START EXCERPTED DATA
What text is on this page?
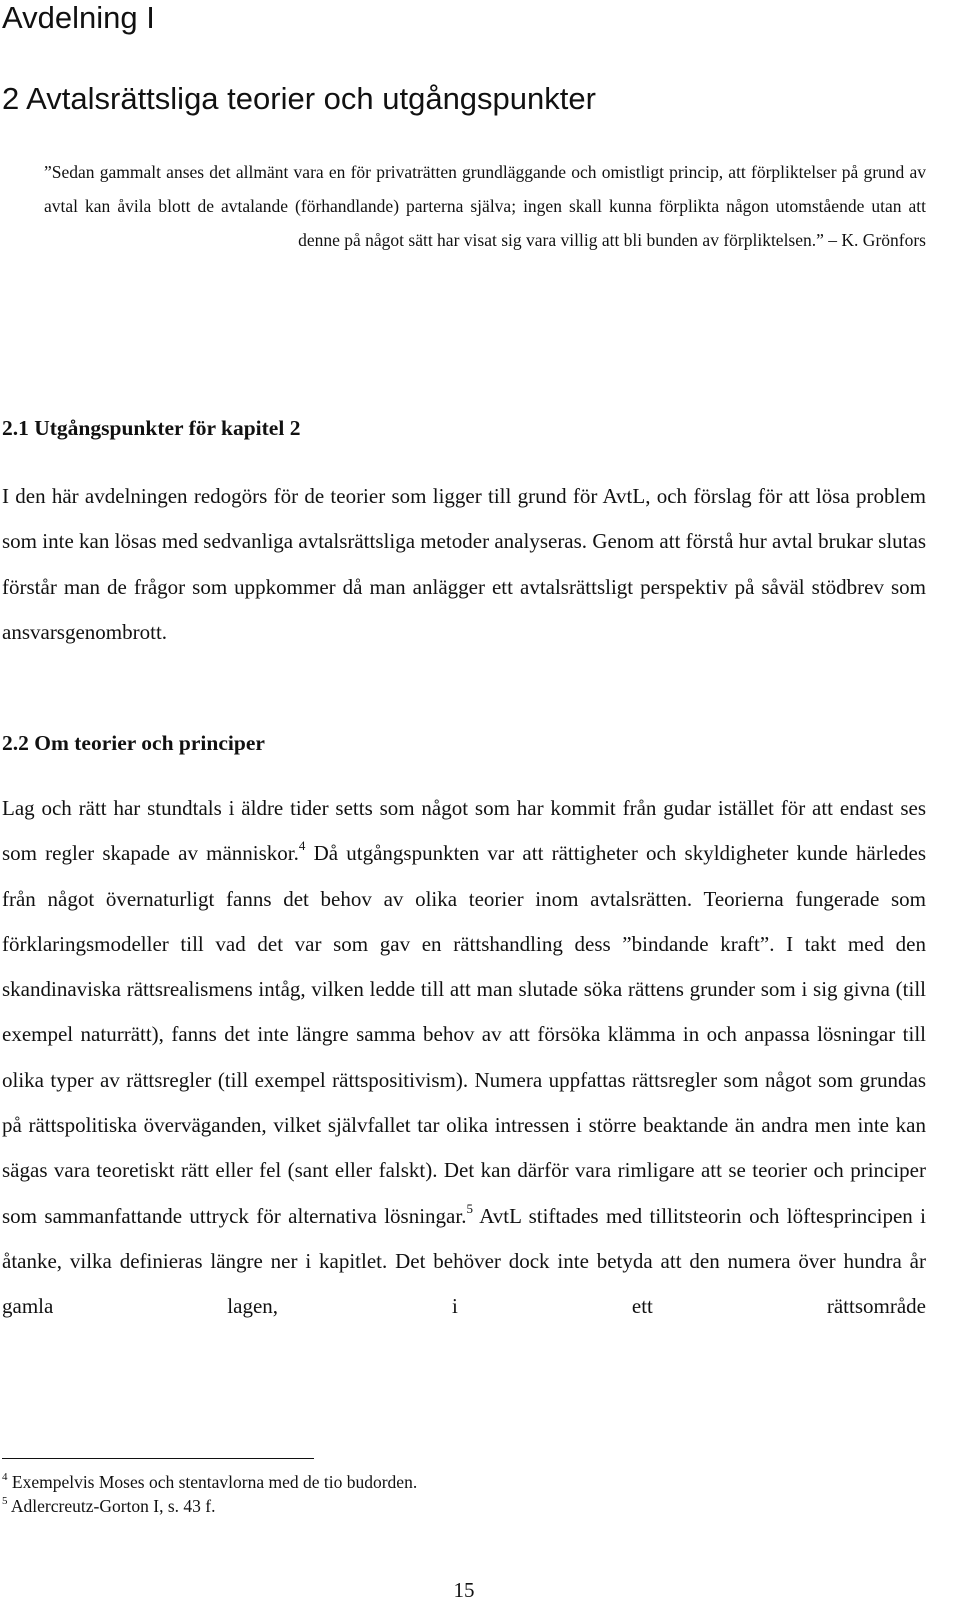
Avdelning I
2 Avtalsrättsliga teorier och utgångspunkter

”Sedan gammalt anses det allmänt vara en för privaträtten grundläggande och omistligt princip, att förpliktelser på grund av avtal kan åvila blott de avtalande (förhandlande) parterna själva; ingen skall kunna förplikta någon utomstående utan att denne på något sätt har visat sig vara villig att bli bunden av förpliktelsen.” – K. Grönfors

2.1 Utgångspunkter för kapitel 2

I den här avdelningen redogörs för de teorier som ligger till grund för AvtL, och förslag för att lösa problem som inte kan lösas med sedvanliga avtalsrättsliga metoder analyseras. Genom att förstå hur avtal brukar slutas förstår man de frågor som uppkommer då man anlägger ett avtalsrättsligt perspektiv på såväl stödbrev som ansvarsgenombrott.

2.2 Om teorier och principer

Lag och rätt har stundtals i äldre tider setts som något som har kommit från gudar istället för att endast ses som regler skapade av människor.$^4$ Då utgångspunkten var att rättigheter och skyldigheter kunde härledes från något övernaturligt fanns det behov av olika teorier inom avtalsrätten. Teorierna fungerade som förklaringsmodeller till vad det var som gav en rättshandling dess ”bindande kraft”. I takt med den skandinaviska rättsrealismens intåg, vilken ledde till att man slutade söka rättens grunder som i sig givna (till exempel naturrätt), fanns det inte längre samma behov av att försöka klämma in och anpassa lösningar till olika typer av rättsregler (till exempel rättspositivism). Numera uppfattas rättsregler som något som grundas på rättspolitiska överväganden, vilket självfallet tar olika intressen i större beaktande än andra men inte kan sägas vara teoretiskt rätt eller fel (sant eller falskt). Det kan därför vara rimligare att se teorier och principer som sammanfattande uttryck för alternativa lösningar.$^5$ AvtL stiftades med tillitsteorin och löftesprincipen i åtanke, vilka definieras längre ner i kapitlet. Det behöver dock inte betyda att den numera över hundra år gamla lagen, i ett rättsområde

$^4$ Exempelvis Moses och stentavlorna med de tio budorden.

$^5$ Adlercreutz-Gorton I, s. 43 f.

15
END EXCERPTED DATA
## EXERCISE DETAILS
When you give the entries again, keep them exact and omit any picture they contain.

## WRITTEN ANSWER
What text is on this page?
Avdelning I
2 Avtalsrättsliga teorier och utgångspunkter

”Sedan gammalt anses det allmänt vara en för privaträtten grundläggande och omistligt princip, att förpliktelser på grund av avtal kan åvila blott de avtalande (förhandlande) parterna själva; ingen skall kunna förplikta någon utomstående utan att denne på något sätt har visat sig vara villig att bli bunden av förpliktelsen.” – K. Grönfors

2.1 Utgångspunkter för kapitel 2

I den här avdelningen redogörs för de teorier som ligger till grund för AvtL, och förslag för att lösa problem som inte kan lösas med sedvanliga avtalsrättsliga metoder analyseras. Genom att förstå hur avtal brukar slutas förstår man de frågor som uppkommer då man anlägger ett avtalsrättsligt perspektiv på såväl stödbrev som ansvarsgenombrott.

2.2 Om teorier och principer

Lag och rätt har stundtals i äldre tider setts som något som har kommit från gudar istället för att endast ses som regler skapade av människor.$^4$ Då utgångspunkten var att rättigheter och skyldigheter kunde härledes från något övernaturligt fanns det behov av olika teorier inom avtalsrätten. Teorierna fungerade som förklaringsmodeller till vad det var som gav en rättshandling dess ”bindande kraft”. I takt med den skandinaviska rättsrealismens intåg, vilken ledde till att man slutade söka rättens grunder som i sig givna (till exempel naturrätt), fanns det inte längre samma behov av att försöka klämma in och anpassa lösningar till olika typer av rättsregler (till exempel rättspositivism). Numera uppfattas rättsregler som något som grundas på rättspolitiska överväganden, vilket självfallet tar olika intressen i större beaktande än andra men inte kan sägas vara teoretiskt rätt eller fel (sant eller falskt). Det kan därför vara rimligare att se teorier och principer som sammanfattande uttryck för alternativa lösningar.$^5$ AvtL stiftades med tillitsteorin och löftesprincipen i åtanke, vilka definieras längre ner i kapitlet. Det behöver dock inte betyda att den numera över hundra år gamla lagen, i ett rättsområde

$^4$ Exempelvis Moses och stentavlorna med de tio budorden.

$^5$ Adlercreutz-Gorton I, s. 43 f.

15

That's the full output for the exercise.